*Task directions:*
The records below are to be copied word for word, with every picture left out.

[Begin Extracted data]

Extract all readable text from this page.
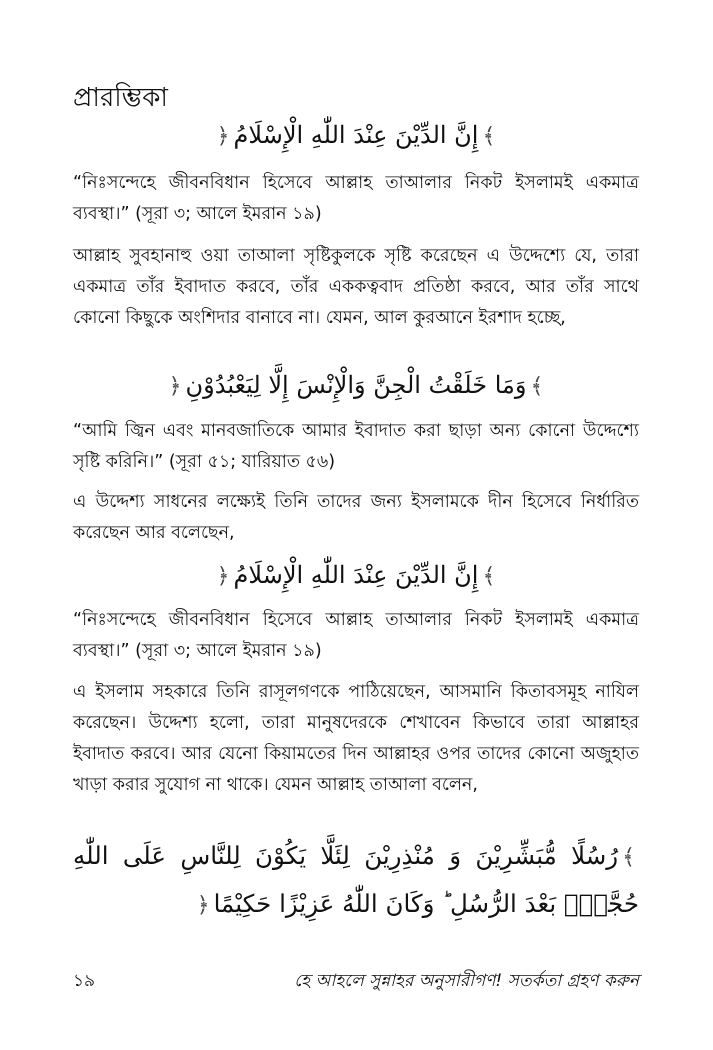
প্রারম্ভিকা
﴾إِنَّ الدِّيْنَ عِنْدَ اللّٰهِ الْإِسْلَامُ﴿
“নিঃসন্দেহে জীবনবিধান হিসেবে আল্লাহ তাআলার নিকট ইসলামই একমাত্র ব্যবস্থা।” (সূরা ৩; আলে ইমরান ১৯)
আল্লাহ সুবহানাহু ওয়া তাআলা সৃষ্টিকুলকে সৃষ্টি করেছেন এ উদ্দেশ্যে যে, তারা একমাত্র তাঁর ইবাদাত করবে, তাঁর এককত্ববাদ প্রতিষ্ঠা করবে, আর তাঁর সাথে কোনো কিছুকে অংশিদার বানাবে না। যেমন, আল কুরআনে ইরশাদ হচ্ছে,
﴾وَمَا خَلَقْتُ الْجِنَّ وَالْإِنْسَ إِلَّا لِيَعْبُدُوْنِ﴿
“আমি জ্বিন এবং মানবজাতিকে আমার ইবাদাত করা ছাড়া অন্য কোনো উদ্দেশ্যে সৃষ্টি করিনি।” (সূরা ৫১; যারিয়াত ৫৬)
এ উদ্দেশ্য সাধনের লক্ষ্যেই তিনি তাদের জন্য ইসলামকে দীন হিসেবে নির্ধারিত করেছেন আর বলেছেন,
﴾إِنَّ الدِّيْنَ عِنْدَ اللّٰهِ الْإِسْلَامُ﴿
“নিঃসন্দেহে জীবনবিধান হিসেবে আল্লাহ তাআলার নিকট ইসলামই একমাত্র ব্যবস্থা।” (সূরা ৩; আলে ইমরান ১৯)
এ ইসলাম সহকারে তিনি রাসূলগণকে পাঠিয়েছেন, আসমানি কিতাবসমূহ নাযিল করেছেন। উদ্দেশ্য হলো, তারা মানুষদেরকে শেখাবেন কিভাবে তারা আল্লাহর ইবাদাত করবে। আর যেনো কিয়ামতের দিন আল্লাহর ওপর তাদের কোনো অজুহাত খাড়া করার সুযোগ না থাকে। যেমন আল্লাহ তাআলা বলেন,
﴾رُسُلًا مُّبَشِّرِيْنَ وَ مُنْذِرِيْنَ لِئَلَّا يَكُوْنَ لِلنَّاسِ عَلَى اللّٰهِ حُجَّةٌۢ بَعْدَ الرُّسُلِ ؕ وَكَانَ اللّٰهُ عَزِيْزًا حَكِيْمًا﴿
১৯	হে আহলে সুন্নাহর অনুসারীগণ! সতর্কতা গ্রহণ করুন
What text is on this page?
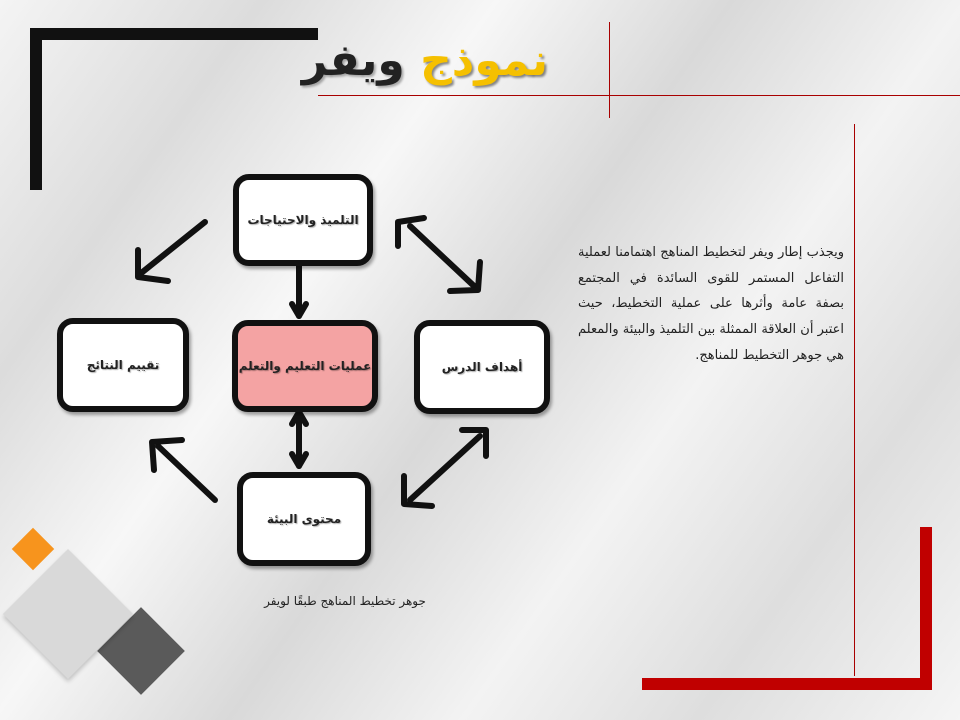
نموذج ويفر
التلميذ والاحتياجات
عمليات التعليم والتعلم
تقييم النتائج	أهداف الدرس
محتوى البيئة
جوهر تخطيط المناهج طبقًا لويفر
ويجذب إطار ويفر لتخطيط المناهج اهتمامنا لعملية التفاعل المستمر للقوى السائدة في المجتمع بصفة عامة وأثرها على عملية التخطيط، حيث اعتبر أن العلاقة الممثلة بين التلميذ والبيئة والمعلم هي جوهر التخطيط للمناهج.
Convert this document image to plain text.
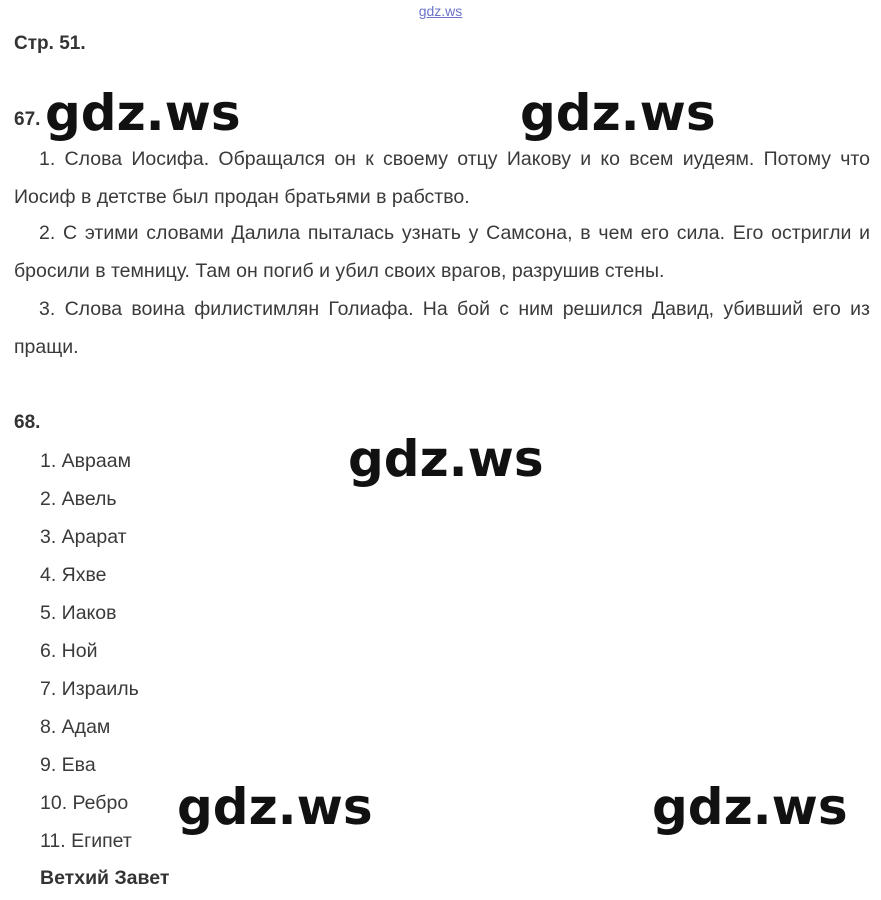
gdz.ws
Стр. 51.
67.
1. Слова Иосифа. Обращался он к своему отцу Иакову и ко всем иудеям. Потому что Иосиф в детстве был продан братьями в рабство.
2. С этими словами Далила пыталась узнать у Самсона, в чем его сила. Его остригли и бросили в темницу. Там он погиб и убил своих врагов, разрушив стены.
3. Слова воина филистимлян Голиафа. На бой с ним решился Давид, убивший его из пращи.
68.
1. Авраам
2. Авель
3. Арарат
4. Яхве
5. Иаков
6. Ной
7. Израиль
8. Адам
9. Ева
10. Ребро
11. Египет
Ветхий Завет
gdz.ws	gdz.ws
gdz.ws
gdz.ws	gdz.ws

[End Extracted data]

*Exercise result:*
Extract all readable text from this page.
প্রারম্ভিকা
﴾إِنَّ الدِّيْنَ عِنْدَ اللّٰهِ الْإِسْلَامُ﴿
“নিঃসন্দেহে জীবনবিধান হিসেবে আল্লাহ তাআলার নিকট ইসলামই একমাত্র ব্যবস্থা।” (সূরা ৩; আলে ইমরান ১৯)
আল্লাহ সুবহানাহু ওয়া তাআলা সৃষ্টিকুলকে সৃষ্টি করেছেন এ উদ্দেশ্যে যে, তারা একমাত্র তাঁর ইবাদাত করবে, তাঁর এককত্ববাদ প্রতিষ্ঠা করবে, আর তাঁর সাথে কোনো কিছুকে অংশিদার বানাবে না। যেমন, আল কুরআনে ইরশাদ হচ্ছে,
﴾وَمَا خَلَقْتُ الْجِنَّ وَالْإِنْسَ إِلَّا لِيَعْبُدُوْنِ﴿
“আমি জ্বিন এবং মানবজাতিকে আমার ইবাদাত করা ছাড়া অন্য কোনো উদ্দেশ্যে সৃষ্টি করিনি।” (সূরা ৫১; যারিয়াত ৫৬)
এ উদ্দেশ্য সাধনের লক্ষ্যেই তিনি তাদের জন্য ইসলামকে দীন হিসেবে নির্ধারিত করেছেন আর বলেছেন,
﴾إِنَّ الدِّيْنَ عِنْدَ اللّٰهِ الْإِسْلَامُ﴿
“নিঃসন্দেহে জীবনবিধান হিসেবে আল্লাহ তাআলার নিকট ইসলামই একমাত্র ব্যবস্থা।” (সূরা ৩; আলে ইমরান ১৯)
এ ইসলাম সহকারে তিনি রাসূলগণকে পাঠিয়েছেন, আসমানি কিতাবসমূহ নাযিল করেছেন। উদ্দেশ্য হলো, তারা মানুষদেরকে শেখাবেন কিভাবে তারা আল্লাহর ইবাদাত করবে। আর যেনো কিয়ামতের দিন আল্লাহর ওপর তাদের কোনো অজুহাত খাড়া করার সুযোগ না থাকে। যেমন আল্লাহ তাআলা বলেন,
﴾رُسُلًا مُّبَشِّرِيْنَ وَ مُنْذِرِيْنَ لِئَلَّا يَكُوْنَ لِلنَّاسِ عَلَى اللّٰهِ حُجَّةٌۢ بَعْدَ الرُّسُلِ ؕ وَكَانَ اللّٰهُ عَزِيْزًا حَكِيْمًا﴿
১৯	হে আহলে সুন্নাহর অনুসারীগণ! সতর্কতা গ্রহণ করুন
What text is on this page?
نموذج ويفر
التلميذ والاحتياجات
عمليات التعليم والتعلم
تقييم النتائج	أهداف الدرس
محتوى البيئة
جوهر تخطيط المناهج طبقًا لويفر
ويجذب إطار ويفر لتخطيط المناهج اهتمامنا لعملية التفاعل المستمر للقوى السائدة في المجتمع بصفة عامة وأثرها على عملية التخطيط، حيث اعتبر أن العلاقة الممثلة بين التلميذ والبيئة والمعلم هي جوهر التخطيط للمناهج.
Convert this document image to plain text.
gdz.ws
Стр. 51.
67.
1. Слова Иосифа. Обращался он к своему отцу Иакову и ко всем иудеям. Потому что Иосиф в детстве был продан братьями в рабство.
2. С этими словами Далила пыталась узнать у Самсона, в чем его сила. Его остригли и бросили в темницу. Там он погиб и убил своих врагов, разрушив стены.
3. Слова воина филистимлян Голиафа. На бой с ним решился Давид, убивший его из пращи.
68.
1. Авраам
2. Авель
3. Арарат
4. Яхве
5. Иаков
6. Ной
7. Израиль
8. Адам
9. Ева
10. Ребро
11. Египет
Ветхий Завет
gdz.ws	gdz.ws
gdz.ws
gdz.ws	gdz.ws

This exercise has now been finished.